#### Your task:
Your task is to repeat the entries word for word while leaving out the pictures.

#### Material provided:

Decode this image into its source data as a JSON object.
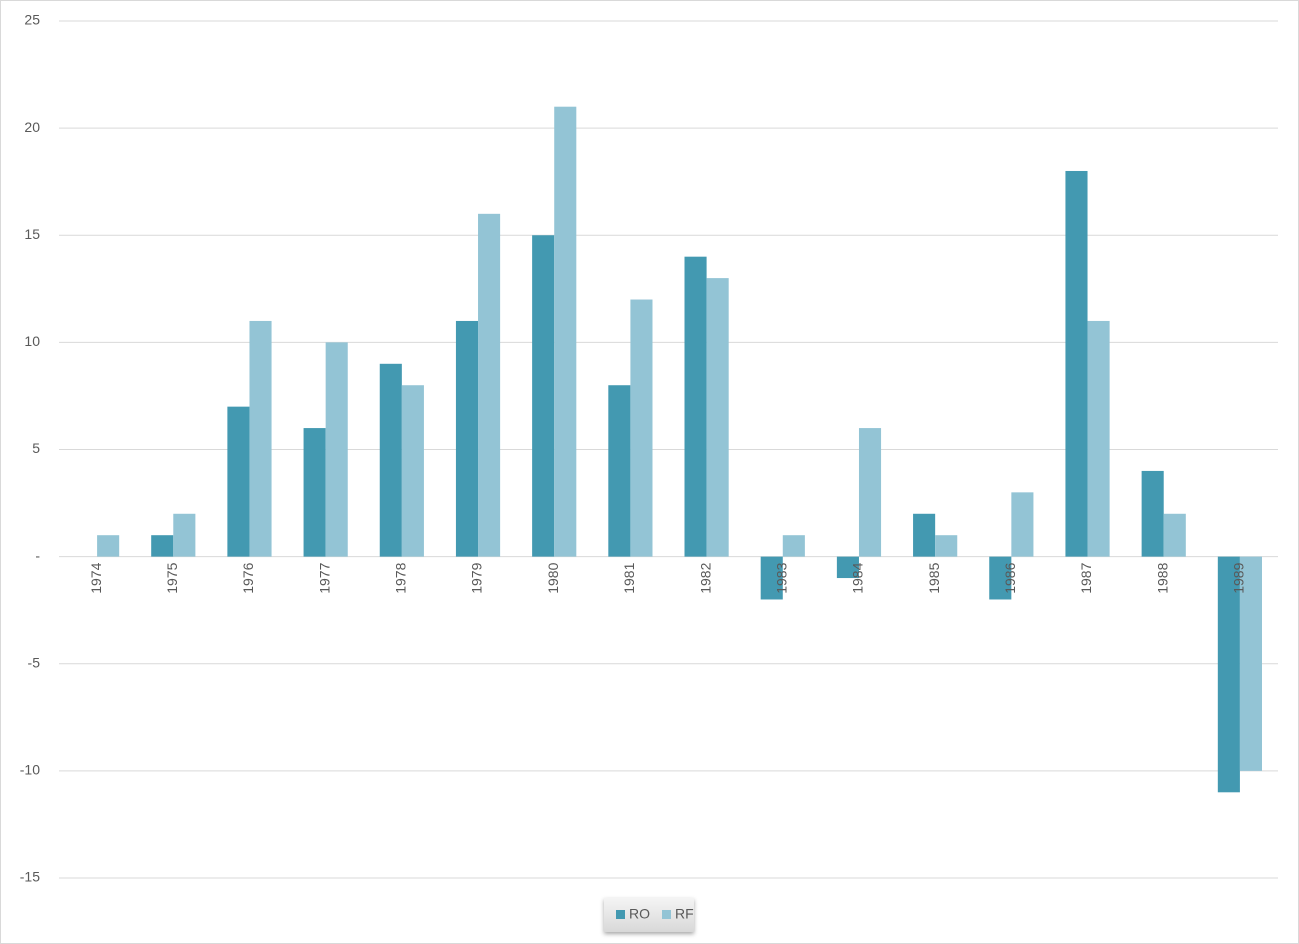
{
  "chart_data": {
    "type": "bar",
    "categories": [
      "1974",
      "1975",
      "1976",
      "1977",
      "1978",
      "1979",
      "1980",
      "1981",
      "1982",
      "1983",
      "1984",
      "1985",
      "1986",
      "1987",
      "1988",
      "1989"
    ],
    "series": [
      {
        "name": "RO",
        "color": "#4399b1",
        "values": [
          0,
          1,
          7,
          6,
          9,
          11,
          15,
          8,
          14,
          -2,
          -1,
          2,
          -2,
          18,
          4,
          -11
        ]
      },
      {
        "name": "RF",
        "color": "#93c4d5",
        "values": [
          1,
          2,
          11,
          10,
          8,
          16,
          21,
          12,
          13,
          1,
          6,
          1,
          3,
          11,
          2,
          -10
        ]
      }
    ],
    "ylim": [
      -15,
      25
    ],
    "yticks": [
      -15,
      -10,
      -5,
      {
        "value": 0,
        "label": "-"
      },
      5,
      10,
      15,
      20,
      25
    ],
    "grid": true,
    "legend": "bottom"
  }
}
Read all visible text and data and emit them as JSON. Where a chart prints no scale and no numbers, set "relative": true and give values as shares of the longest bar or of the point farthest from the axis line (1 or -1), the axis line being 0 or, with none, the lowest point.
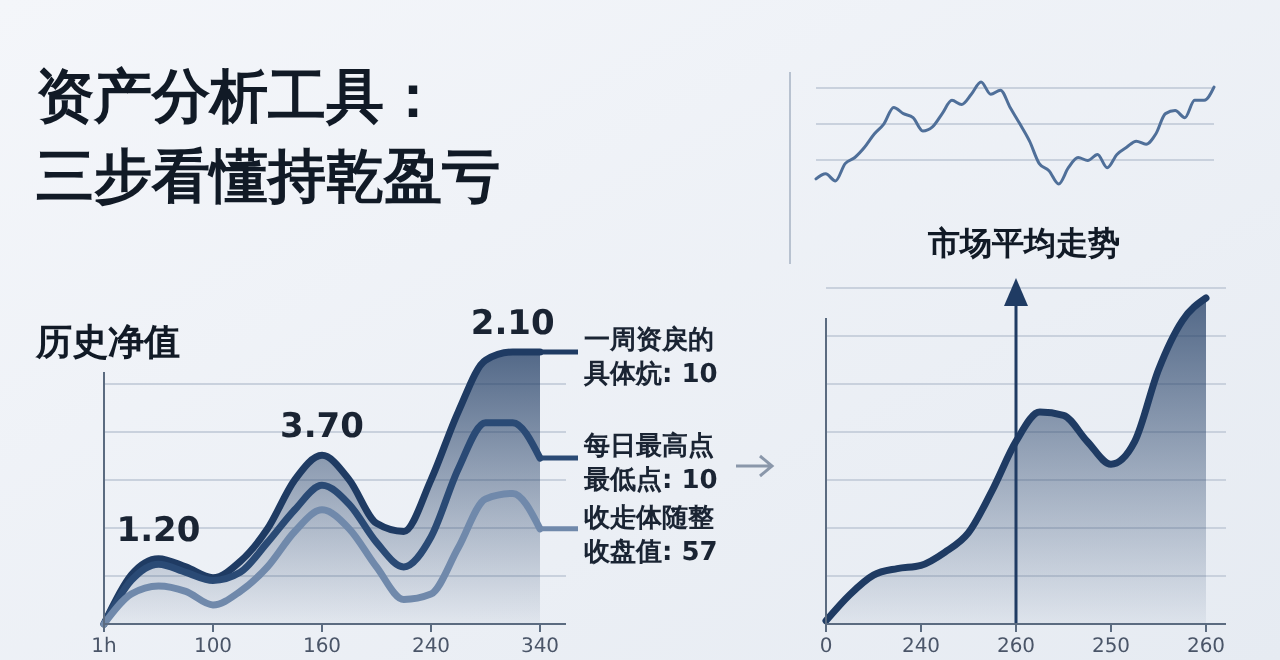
{
  "chart_data": [
    {
      "type": "line",
      "relative": true,
      "title": "资产分析工具：三步看懂持乾盈亏",
      "subtitle": "历史净值",
      "categories": [
        "1h",
        null,
        null,
        null,
        "100",
        null,
        null,
        null,
        "160",
        null,
        null,
        null,
        "240",
        null,
        null,
        null,
        "340"
      ],
      "grid": true,
      "legend": "right",
      "series": [
        {
          "name": "一周资戾的具体炕: 10",
          "type": "area",
          "color": "#1f3b63",
          "values": [
            0,
            0.18,
            0.24,
            0.21,
            0.17,
            0.23,
            0.35,
            0.53,
            0.62,
            0.53,
            0.37,
            0.34,
            0.53,
            0.78,
            0.97,
            1.0,
            1.0
          ]
        },
        {
          "name": "每日最高点最低点: 10",
          "color": "#2a4a75",
          "values": [
            0,
            0.16,
            0.22,
            0.19,
            0.16,
            0.19,
            0.3,
            0.42,
            0.51,
            0.44,
            0.3,
            0.21,
            0.32,
            0.57,
            0.74,
            0.74,
            0.61
          ]
        },
        {
          "name": "收歨体随整收盘值: 57",
          "color": "#7089ab",
          "values": [
            0,
            0.11,
            0.14,
            0.12,
            0.07,
            0.12,
            0.21,
            0.34,
            0.42,
            0.35,
            0.21,
            0.09,
            0.11,
            0.28,
            0.46,
            0.48,
            0.35
          ]
        }
      ],
      "annotations": [
        {
          "text": "1.20",
          "y": 0.24
        },
        {
          "text": "3.70",
          "y": 0.62
        },
        {
          "text": "2.10",
          "y": 1.0
        }
      ]
    },
    {
      "type": "line",
      "relative": true,
      "grid": true,
      "categories": [
        null,
        null,
        null,
        null,
        null,
        null,
        null,
        null,
        null,
        null,
        null,
        null,
        null,
        null,
        null,
        null,
        null,
        null,
        null,
        null,
        null,
        null,
        null,
        null,
        null,
        null,
        null,
        null,
        null,
        null,
        null,
        null,
        null,
        null,
        null,
        null,
        null,
        null,
        null,
        null,
        null,
        null
      ],
      "series": [
        {
          "color": "#4f6f99",
          "values": [
            0.05,
            0.1,
            0.03,
            0.2,
            0.26,
            0.36,
            0.49,
            0.59,
            0.75,
            0.69,
            0.65,
            0.52,
            0.56,
            0.69,
            0.82,
            0.78,
            0.88,
            1,
            0.88,
            0.92,
            0.75,
            0.59,
            0.42,
            0.2,
            0.13,
            0,
            0.16,
            0.26,
            0.23,
            0.29,
            0.16,
            0.29,
            0.36,
            0.42,
            0.39,
            0.49,
            0.69,
            0.72,
            0.65,
            0.82,
            0.82,
            0.95
          ]
        }
      ]
    },
    {
      "type": "area",
      "relative": true,
      "title": "市场平均走势",
      "categories": [
        "0",
        null,
        null,
        null,
        "240",
        null,
        null,
        null,
        "260",
        null,
        null,
        null,
        "250",
        null,
        null,
        null,
        "260"
      ],
      "grid": true,
      "series": [
        {
          "color": "#1f3b63",
          "values": [
            0.01,
            0.09,
            0.15,
            0.17,
            0.18,
            0.22,
            0.28,
            0.41,
            0.56,
            0.65,
            0.64,
            0.56,
            0.49,
            0.56,
            0.78,
            0.93,
            1.0
          ]
        }
      ]
    }
  ]
}
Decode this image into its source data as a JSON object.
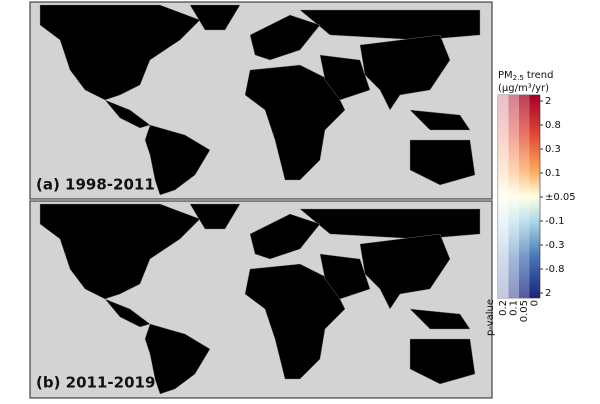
{
  "panels": [
    {
      "label": "(a) 1998-2011"
    },
    {
      "label": "(b) 2011-2019"
    }
  ],
  "colorbar": {
    "title": "PM",
    "title_sub": "2.5",
    "title_rest": "trend",
    "units": "(μg/m³/yr)",
    "trend_ticks": [
      "2",
      "0.8",
      "0.3",
      "0.1",
      "±0.05",
      "-0.1",
      "-0.3",
      "-0.8",
      "2"
    ],
    "pvalue_title": "p-value",
    "pvalue_ticks": [
      "0.2",
      "0.1",
      "0.05",
      "0"
    ]
  }
}
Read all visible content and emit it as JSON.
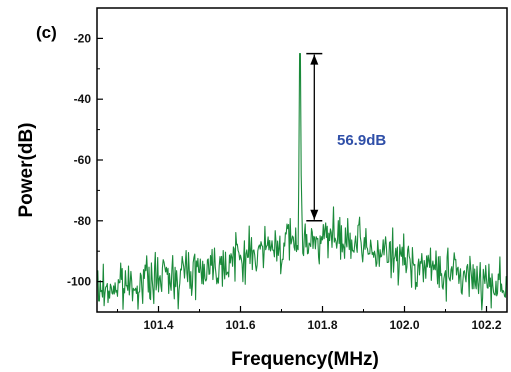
{
  "chart_data": {
    "type": "line",
    "panel_label": "(c)",
    "xlabel": "Frequency(MHz)",
    "ylabel": "Power(dB)",
    "xlim": [
      101.25,
      102.25
    ],
    "ylim": [
      -110,
      -10
    ],
    "x_ticks": [
      101.4,
      101.6,
      101.8,
      102.0,
      102.2
    ],
    "x_tick_labels": [
      "101.4",
      "101.6",
      "101.8",
      "102.0",
      "102.2"
    ],
    "y_ticks": [
      -20,
      -40,
      -60,
      -80,
      -100
    ],
    "y_tick_labels": [
      "-20",
      "-40",
      "-60",
      "-80",
      "-100"
    ],
    "grid": false,
    "line_color": "#1a8a3a",
    "series": [
      {
        "peak": {
          "x": 101.745,
          "y": -25
        },
        "noise_envelope": {
          "x": [
            101.25,
            101.4,
            101.55,
            101.7,
            101.8,
            101.95,
            102.1,
            102.25
          ],
          "y": [
            -103,
            -99,
            -94,
            -88,
            -85,
            -91,
            -97,
            -101
          ]
        }
      }
    ],
    "annotation": {
      "text": "56.9dB",
      "color": "#2f4fa8",
      "x": 101.78,
      "y_top": -25,
      "y_bottom": -80
    }
  }
}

#### Worked solution:
Decode this image into its source data as a JSON object.
{
  "chart_data": {
    "type": "bar",
    "categories": [
      "1974",
      "1975",
      "1976",
      "1977",
      "1978",
      "1979",
      "1980",
      "1981",
      "1982",
      "1983",
      "1984",
      "1985",
      "1986",
      "1987",
      "1988",
      "1989"
    ],
    "series": [
      {
        "name": "RO",
        "color": "#4399b1",
        "values": [
          0,
          1,
          7,
          6,
          9,
          11,
          15,
          8,
          14,
          -2,
          -1,
          2,
          -2,
          18,
          4,
          -11
        ]
      },
      {
        "name": "RF",
        "color": "#93c4d5",
        "values": [
          1,
          2,
          11,
          10,
          8,
          16,
          21,
          12,
          13,
          1,
          6,
          1,
          3,
          11,
          2,
          -10
        ]
      }
    ],
    "ylim": [
      -15,
      25
    ],
    "yticks": [
      -15,
      -10,
      -5,
      {
        "value": 0,
        "label": "-"
      },
      5,
      10,
      15,
      20,
      25
    ],
    "grid": true,
    "legend": "bottom"
  }
}
Read all visible text and data and emit them as JSON. Where a chart prints no scale and no numbers, set "relative": true and give values as shares of the longest bar or of the point farthest from the axis line (1 or -1), the axis line being 0 or, with none, the lowest point.
{
  "chart_data": [
    {
      "type": "line",
      "relative": true,
      "title": "资产分析工具：三步看懂持乾盈亏",
      "subtitle": "历史净值",
      "categories": [
        "1h",
        null,
        null,
        null,
        "100",
        null,
        null,
        null,
        "160",
        null,
        null,
        null,
        "240",
        null,
        null,
        null,
        "340"
      ],
      "grid": true,
      "legend": "right",
      "series": [
        {
          "name": "一周资戾的具体炕: 10",
          "type": "area",
          "color": "#1f3b63",
          "values": [
            0,
            0.18,
            0.24,
            0.21,
            0.17,
            0.23,
            0.35,
            0.53,
            0.62,
            0.53,
            0.37,
            0.34,
            0.53,
            0.78,
            0.97,
            1.0,
            1.0
          ]
        },
        {
          "name": "每日最高点最低点: 10",
          "color": "#2a4a75",
          "values": [
            0,
            0.16,
            0.22,
            0.19,
            0.16,
            0.19,
            0.3,
            0.42,
            0.51,
            0.44,
            0.3,
            0.21,
            0.32,
            0.57,
            0.74,
            0.74,
            0.61
          ]
        },
        {
          "name": "收歨体随整收盘值: 57",
          "color": "#7089ab",
          "values": [
            0,
            0.11,
            0.14,
            0.12,
            0.07,
            0.12,
            0.21,
            0.34,
            0.42,
            0.35,
            0.21,
            0.09,
            0.11,
            0.28,
            0.46,
            0.48,
            0.35
          ]
        }
      ],
      "annotations": [
        {
          "text": "1.20",
          "y": 0.24
        },
        {
          "text": "3.70",
          "y": 0.62
        },
        {
          "text": "2.10",
          "y": 1.0
        }
      ]
    },
    {
      "type": "line",
      "relative": true,
      "grid": true,
      "categories": [
        null,
        null,
        null,
        null,
        null,
        null,
        null,
        null,
        null,
        null,
        null,
        null,
        null,
        null,
        null,
        null,
        null,
        null,
        null,
        null,
        null,
        null,
        null,
        null,
        null,
        null,
        null,
        null,
        null,
        null,
        null,
        null,
        null,
        null,
        null,
        null,
        null,
        null,
        null,
        null,
        null,
        null
      ],
      "series": [
        {
          "color": "#4f6f99",
          "values": [
            0.05,
            0.1,
            0.03,
            0.2,
            0.26,
            0.36,
            0.49,
            0.59,
            0.75,
            0.69,
            0.65,
            0.52,
            0.56,
            0.69,
            0.82,
            0.78,
            0.88,
            1,
            0.88,
            0.92,
            0.75,
            0.59,
            0.42,
            0.2,
            0.13,
            0,
            0.16,
            0.26,
            0.23,
            0.29,
            0.16,
            0.29,
            0.36,
            0.42,
            0.39,
            0.49,
            0.69,
            0.72,
            0.65,
            0.82,
            0.82,
            0.95
          ]
        }
      ]
    },
    {
      "type": "area",
      "relative": true,
      "title": "市场平均走势",
      "categories": [
        "0",
        null,
        null,
        null,
        "240",
        null,
        null,
        null,
        "260",
        null,
        null,
        null,
        "250",
        null,
        null,
        null,
        "260"
      ],
      "grid": true,
      "series": [
        {
          "color": "#1f3b63",
          "values": [
            0.01,
            0.09,
            0.15,
            0.17,
            0.18,
            0.22,
            0.28,
            0.41,
            0.56,
            0.65,
            0.64,
            0.56,
            0.49,
            0.56,
            0.78,
            0.93,
            1.0
          ]
        }
      ]
    }
  ]
}
Decode this image into its source data as a JSON object.
{
  "panels": [
    {
      "label": "(a) 1998-2011"
    },
    {
      "label": "(b) 2011-2019"
    }
  ],
  "colorbar": {
    "title": "PM",
    "title_sub": "2.5",
    "title_rest": "trend",
    "units": "(μg/m³/yr)",
    "trend_ticks": [
      "2",
      "0.8",
      "0.3",
      "0.1",
      "±0.05",
      "-0.1",
      "-0.3",
      "-0.8",
      "2"
    ],
    "pvalue_title": "p-value",
    "pvalue_ticks": [
      "0.2",
      "0.1",
      "0.05",
      "0"
    ]
  }
}
Read all visible content and emit it as JSON.
{
  "chart_data": {
    "type": "line",
    "panel_label": "(c)",
    "xlabel": "Frequency(MHz)",
    "ylabel": "Power(dB)",
    "xlim": [
      101.25,
      102.25
    ],
    "ylim": [
      -110,
      -10
    ],
    "x_ticks": [
      101.4,
      101.6,
      101.8,
      102.0,
      102.2
    ],
    "x_tick_labels": [
      "101.4",
      "101.6",
      "101.8",
      "102.0",
      "102.2"
    ],
    "y_ticks": [
      -20,
      -40,
      -60,
      -80,
      -100
    ],
    "y_tick_labels": [
      "-20",
      "-40",
      "-60",
      "-80",
      "-100"
    ],
    "grid": false,
    "line_color": "#1a8a3a",
    "series": [
      {
        "peak": {
          "x": 101.745,
          "y": -25
        },
        "noise_envelope": {
          "x": [
            101.25,
            101.4,
            101.55,
            101.7,
            101.8,
            101.95,
            102.1,
            102.25
          ],
          "y": [
            -103,
            -99,
            -94,
            -88,
            -85,
            -91,
            -97,
            -101
          ]
        }
      }
    ],
    "annotation": {
      "text": "56.9dB",
      "color": "#2f4fa8",
      "x": 101.78,
      "y_top": -25,
      "y_bottom": -80
    }
  }
}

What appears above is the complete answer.